**THE TASK**
Using the data below, copy each line that includes the word "label".

**LISTED ENTRIES**

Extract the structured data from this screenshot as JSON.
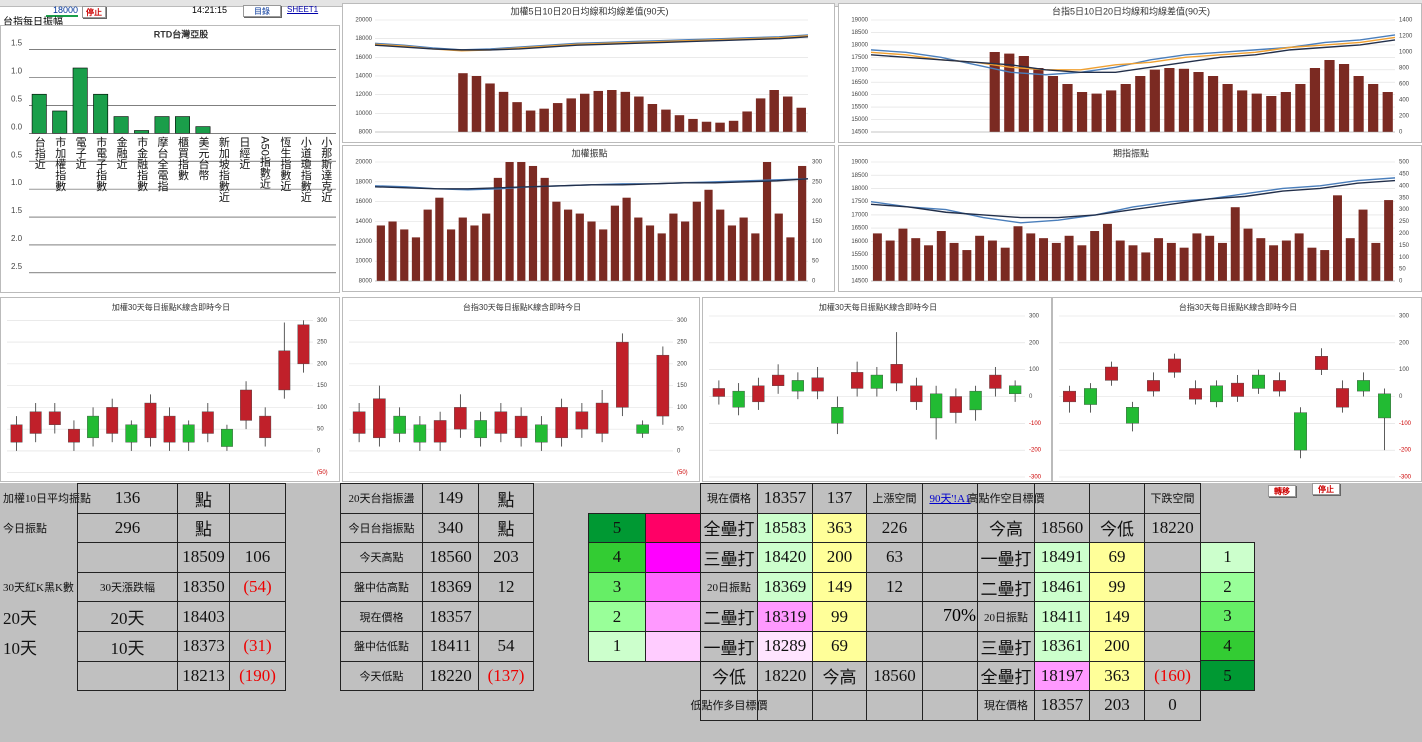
{
  "header": {
    "cell_value": "18000",
    "stop_button": "停止",
    "time": "14:21:15",
    "menu_button": "目錄",
    "sheet_link": "SHEET1",
    "sheet_title": "台指每日振幅"
  },
  "charts": [
    {
      "type": "bar",
      "title": "RTD台灣亞股",
      "color": "#1a9e4a",
      "ylim": [
        -2.7,
        1.6
      ],
      "yticks": [
        1.5,
        {
          "value": 1,
          "label": "1.0"
        },
        0.5,
        {
          "value": 0,
          "label": "0.0"
        },
        {
          "value": -0.5,
          "label": "0.5"
        },
        {
          "value": -1,
          "label": "1.0"
        },
        {
          "value": -1.5,
          "label": "1.5"
        },
        {
          "value": -2,
          "label": "2.0"
        },
        {
          "value": -2.5,
          "label": "2.5"
        }
      ],
      "categories": [
        "台指近",
        "市加權指數",
        "電子近",
        "市電子指數",
        "金融近",
        "市金融指數",
        "摩台全電指",
        "櫃買指數",
        "美元台幣",
        "新加坡指數近",
        "日經近",
        "A50指數近",
        "恆生指數近",
        "小道瓊指數近",
        "小那斯達克近"
      ],
      "values": [
        0.7,
        0.4,
        1.17,
        0.7,
        0.3,
        0.05,
        0.3,
        0.3,
        0.12,
        0,
        0,
        0,
        0,
        0,
        0
      ]
    },
    {
      "type": "barline",
      "title": "加權5日10日20日均線和均線差值(90天)",
      "ylim": [
        8000,
        20000
      ],
      "yticks": [
        8000,
        10000,
        12000,
        14000,
        16000,
        18000,
        20000
      ],
      "bars": {
        "axis": "y",
        "color": "#7b2a22",
        "values": [
          null,
          null,
          null,
          null,
          null,
          null,
          14300,
          14000,
          13200,
          12300,
          11200,
          10300,
          10500,
          11100,
          11600,
          12100,
          12400,
          12500,
          12300,
          11800,
          11000,
          10400,
          9800,
          9400,
          9100,
          9000,
          9200,
          10200,
          11600,
          12500,
          11800,
          10600
        ]
      },
      "lines": [
        {
          "color": "#4a7ebb",
          "values": [
            17500,
            17300,
            17000,
            16800,
            16900,
            17100,
            17300,
            17500,
            17600,
            17700,
            17800,
            17900,
            18000,
            18100,
            18200,
            18400
          ]
        },
        {
          "color": "#f0a030",
          "values": [
            17400,
            17200,
            16900,
            16700,
            16800,
            17000,
            17200,
            17400,
            17500,
            17600,
            17700,
            17800,
            17900,
            18000,
            18100,
            18300
          ]
        },
        {
          "color": "#222f4a",
          "values": [
            17300,
            17100,
            16900,
            16800,
            16800,
            16900,
            17100,
            17300,
            17400,
            17500,
            17600,
            17700,
            17800,
            17900,
            18000,
            18200
          ]
        }
      ]
    },
    {
      "type": "barline",
      "title": "台指5日10日20日均線和均線差值(90天)",
      "ylim": [
        14500,
        19000
      ],
      "yticks": [
        14500,
        15000,
        15500,
        16000,
        16500,
        17000,
        17500,
        18000,
        18500,
        19000
      ],
      "y2lim": [
        0,
        1400
      ],
      "y2ticks": [
        0,
        200,
        400,
        600,
        800,
        1000,
        1200,
        1400
      ],
      "bars": {
        "axis": "y2",
        "color": "#7b2a22",
        "values": [
          null,
          null,
          null,
          null,
          null,
          null,
          null,
          null,
          1000,
          980,
          950,
          800,
          700,
          600,
          500,
          480,
          520,
          600,
          700,
          780,
          800,
          790,
          750,
          700,
          600,
          520,
          480,
          450,
          500,
          600,
          800,
          900,
          850,
          700,
          600,
          500
        ]
      },
      "lines": [
        {
          "color": "#4a7ebb",
          "values": [
            17800,
            17700,
            17500,
            17200,
            16900,
            16800,
            16900,
            17100,
            17400,
            17600,
            17700,
            17800,
            17900,
            18100,
            18200,
            18400
          ]
        },
        {
          "color": "#f0a030",
          "values": [
            17700,
            17600,
            17400,
            17300,
            17100,
            17000,
            17000,
            17200,
            17300,
            17500,
            17600,
            17700,
            17900,
            18000,
            18100,
            18300
          ]
        },
        {
          "color": "#222f4a",
          "values": [
            17600,
            17500,
            17400,
            17300,
            17200,
            17000,
            16900,
            16900,
            17100,
            17300,
            17500,
            17600,
            17800,
            17900,
            18000,
            18200
          ]
        }
      ]
    },
    {
      "type": "barline",
      "title": "加權振點",
      "ylim": [
        8000,
        20000
      ],
      "yticks": [
        8000,
        10000,
        12000,
        14000,
        16000,
        18000,
        20000
      ],
      "y2lim": [
        0,
        300
      ],
      "y2ticks": [
        0,
        50,
        100,
        150,
        200,
        250,
        300
      ],
      "bars": {
        "axis": "y2",
        "color": "#7b2a22",
        "values": [
          140,
          150,
          130,
          110,
          180,
          210,
          130,
          160,
          140,
          170,
          260,
          300,
          300,
          290,
          260,
          200,
          180,
          170,
          150,
          130,
          190,
          210,
          160,
          140,
          120,
          170,
          150,
          200,
          230,
          180,
          140,
          160,
          120,
          300,
          170,
          110,
          290
        ]
      },
      "lines": [
        {
          "color": "#4a7ebb",
          "values": [
            17600,
            17500,
            17300,
            17200,
            17300,
            17500,
            17600,
            17700,
            17800,
            17800,
            17900,
            18000,
            18100,
            18200,
            18300
          ]
        },
        {
          "color": "#222f4a",
          "values": [
            17500,
            17400,
            17300,
            17300,
            17400,
            17500,
            17600,
            17700,
            17700,
            17800,
            17900,
            17900,
            18000,
            18100,
            18300
          ]
        }
      ]
    },
    {
      "type": "barline",
      "title": "期指振點",
      "ylim": [
        14500,
        19000
      ],
      "yticks": [
        14500,
        15000,
        15500,
        16000,
        16500,
        17000,
        17500,
        18000,
        18500,
        19000
      ],
      "y2lim": [
        0,
        500
      ],
      "y2ticks": [
        0,
        50,
        100,
        150,
        200,
        250,
        300,
        350,
        400,
        450,
        500
      ],
      "bars": {
        "axis": "y2",
        "color": "#7b2a22",
        "values": [
          200,
          170,
          220,
          180,
          150,
          210,
          160,
          130,
          190,
          170,
          140,
          230,
          200,
          180,
          160,
          190,
          150,
          210,
          240,
          170,
          150,
          120,
          180,
          160,
          140,
          200,
          190,
          160,
          310,
          220,
          180,
          150,
          170,
          200,
          140,
          130,
          360,
          180,
          300,
          160,
          340
        ]
      },
      "lines": [
        {
          "color": "#4a7ebb",
          "values": [
            17500,
            17300,
            17200,
            16900,
            16700,
            16800,
            17000,
            17300,
            17500,
            17600,
            17800,
            18000,
            18100,
            18300,
            18400
          ]
        },
        {
          "color": "#222f4a",
          "values": [
            17400,
            17300,
            17100,
            17000,
            16900,
            16900,
            17000,
            17200,
            17400,
            17600,
            17700,
            17900,
            18000,
            18200,
            18300
          ]
        }
      ]
    },
    {
      "type": "candlestick",
      "title": "加權30天每日振點K線含即時今日",
      "ylim": [
        -60,
        310
      ],
      "yticks": [
        {
          "value": -50,
          "label": "(50)"
        },
        0,
        50,
        100,
        150,
        200,
        250,
        300
      ],
      "open": [
        20,
        40,
        60,
        20,
        80,
        40,
        60,
        30,
        20,
        60,
        40,
        50,
        70,
        30,
        140,
        200
      ],
      "close": [
        60,
        90,
        90,
        50,
        30,
        100,
        20,
        110,
        80,
        20,
        90,
        10,
        140,
        80,
        230,
        290
      ],
      "high": [
        80,
        110,
        110,
        70,
        100,
        120,
        70,
        130,
        100,
        70,
        110,
        60,
        160,
        100,
        295,
        300
      ],
      "low": [
        0,
        20,
        40,
        0,
        10,
        20,
        0,
        10,
        0,
        0,
        20,
        0,
        50,
        10,
        120,
        180
      ]
    },
    {
      "type": "candlestick",
      "title": "台指30天每日振點K線含即時今日",
      "ylim": [
        -60,
        310
      ],
      "yticks": [
        {
          "value": -50,
          "label": "(50)"
        },
        0,
        50,
        100,
        150,
        200,
        250,
        300
      ],
      "open": [
        40,
        30,
        80,
        60,
        20,
        50,
        70,
        40,
        30,
        60,
        30,
        50,
        40,
        100,
        60,
        80
      ],
      "close": [
        90,
        120,
        40,
        20,
        70,
        100,
        30,
        90,
        80,
        20,
        100,
        90,
        110,
        250,
        40,
        220
      ],
      "high": [
        110,
        150,
        100,
        80,
        90,
        130,
        90,
        110,
        100,
        80,
        120,
        110,
        140,
        270,
        70,
        240
      ],
      "low": [
        20,
        10,
        20,
        0,
        0,
        30,
        10,
        20,
        10,
        0,
        10,
        30,
        20,
        80,
        30,
        60
      ]
    },
    {
      "type": "candlestick",
      "title": "加權30天每日振點K線含即時今日",
      "ylim": [
        -300,
        300
      ],
      "yticks": [
        -300,
        -200,
        -100,
        0,
        100,
        200,
        300
      ],
      "open": [
        0,
        20,
        -20,
        40,
        60,
        20,
        -40,
        30,
        80,
        50,
        -20,
        10,
        -60,
        20,
        30,
        40
      ],
      "close": [
        30,
        -40,
        40,
        80,
        20,
        70,
        -100,
        90,
        30,
        120,
        40,
        -80,
        0,
        -50,
        80,
        10
      ],
      "high": [
        60,
        50,
        70,
        120,
        90,
        110,
        0,
        130,
        110,
        240,
        70,
        40,
        30,
        40,
        110,
        60
      ],
      "low": [
        -30,
        -70,
        -50,
        10,
        -10,
        -10,
        -140,
        0,
        0,
        20,
        -50,
        -160,
        -100,
        -90,
        0,
        -20
      ]
    },
    {
      "type": "candlestick",
      "title": "台指30天每日振點K線含即時今日",
      "ylim": [
        -300,
        300
      ],
      "yticks": [
        -300,
        -200,
        -100,
        0,
        100,
        200,
        300
      ],
      "open": [
        -20,
        30,
        60,
        -40,
        20,
        90,
        -10,
        40,
        0,
        80,
        20,
        -60,
        100,
        -40,
        60,
        10
      ],
      "close": [
        20,
        -30,
        110,
        -100,
        60,
        140,
        30,
        -20,
        50,
        30,
        60,
        -200,
        150,
        30,
        20,
        -80
      ],
      "high": [
        40,
        50,
        130,
        -20,
        90,
        160,
        60,
        60,
        80,
        100,
        90,
        -40,
        180,
        60,
        90,
        30
      ],
      "low": [
        -60,
        -60,
        40,
        -130,
        0,
        70,
        -30,
        -40,
        -20,
        10,
        0,
        -230,
        80,
        -60,
        0,
        -200
      ]
    }
  ],
  "tables": [
    {
      "rows": [
        [
          "加權10日平均振點",
          "136",
          "點",
          null
        ],
        [
          "今日振點",
          "296",
          "點",
          null
        ],
        [
          null,
          null,
          "18509",
          "106"
        ],
        [
          "30天紅K黑K數",
          "30天漲跌幅",
          "18350",
          "(54)"
        ],
        [
          "20天",
          "20天",
          "18403",
          null
        ],
        [
          "10天",
          "10天",
          "18373",
          "(31)"
        ],
        [
          null,
          null,
          "18213",
          "(190)"
        ]
      ]
    },
    {
      "rows": [
        [
          "20天台指振盪",
          "149",
          "點"
        ],
        [
          "今日台指振點",
          "340",
          "點"
        ],
        [
          "今天高點",
          "18560",
          "203"
        ],
        [
          "盤中估高點",
          "18369",
          "12"
        ],
        [
          "現在價格",
          "18357",
          null
        ],
        [
          "盤中估低點",
          "18411",
          "54"
        ],
        [
          "今天低點",
          "18220",
          "(137)"
        ]
      ]
    },
    {
      "rows": [
        [
          "5",
          null
        ],
        [
          "4",
          null
        ],
        [
          "3",
          null
        ],
        [
          "2",
          null
        ],
        [
          "1",
          null
        ]
      ]
    },
    {
      "rows": [
        [
          "現在價格",
          "18357",
          "137",
          "上漲空間",
          "90天'!A1"
        ],
        [
          "全壘打",
          "18583",
          "363",
          "226",
          null
        ],
        [
          "三壘打",
          "18420",
          "200",
          "63",
          null
        ],
        [
          "20日振點",
          "18369",
          "149",
          "12",
          null
        ],
        [
          "二壘打",
          "18319",
          "99",
          null,
          null
        ],
        [
          "一壘打",
          "18289",
          "69",
          null,
          null
        ],
        [
          "今低",
          "18220",
          "今高",
          "18560",
          null
        ],
        [
          "低點作多目標價",
          null,
          null,
          null,
          null
        ]
      ]
    },
    {
      "rows": [
        [
          "高點作空目標價",
          null,
          null,
          "下跌空間"
        ],
        [
          "今高",
          "18560",
          "今低",
          "18220"
        ],
        [
          "一壘打",
          "18491",
          "69",
          null
        ],
        [
          "二壘打",
          "18461",
          "99",
          null
        ],
        [
          "20日振點",
          "18411",
          "149",
          null
        ],
        [
          "三壘打",
          "18361",
          "200",
          null
        ],
        [
          "全壘打",
          "18197",
          "363",
          "(160)"
        ],
        [
          "現在價格",
          "18357",
          "203",
          "0"
        ]
      ]
    },
    {
      "rows": [
        [
          "1"
        ],
        [
          "2"
        ],
        [
          "3"
        ],
        [
          "4"
        ],
        [
          "5"
        ]
      ]
    }
  ],
  "percent": "70%",
  "buttons": {
    "transfer": "轉移",
    "stop": "停止"
  }
}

**RESPONSE TO THIS EXERCISE**
          "label": "1.0"
          "label": "0.0"
          "label": "0.5"
          "label": "1.0"
          "label": "1.5"
          "label": "2.0"
          "label": "2.5"
          "label": "(50)"
          "label": "(50)"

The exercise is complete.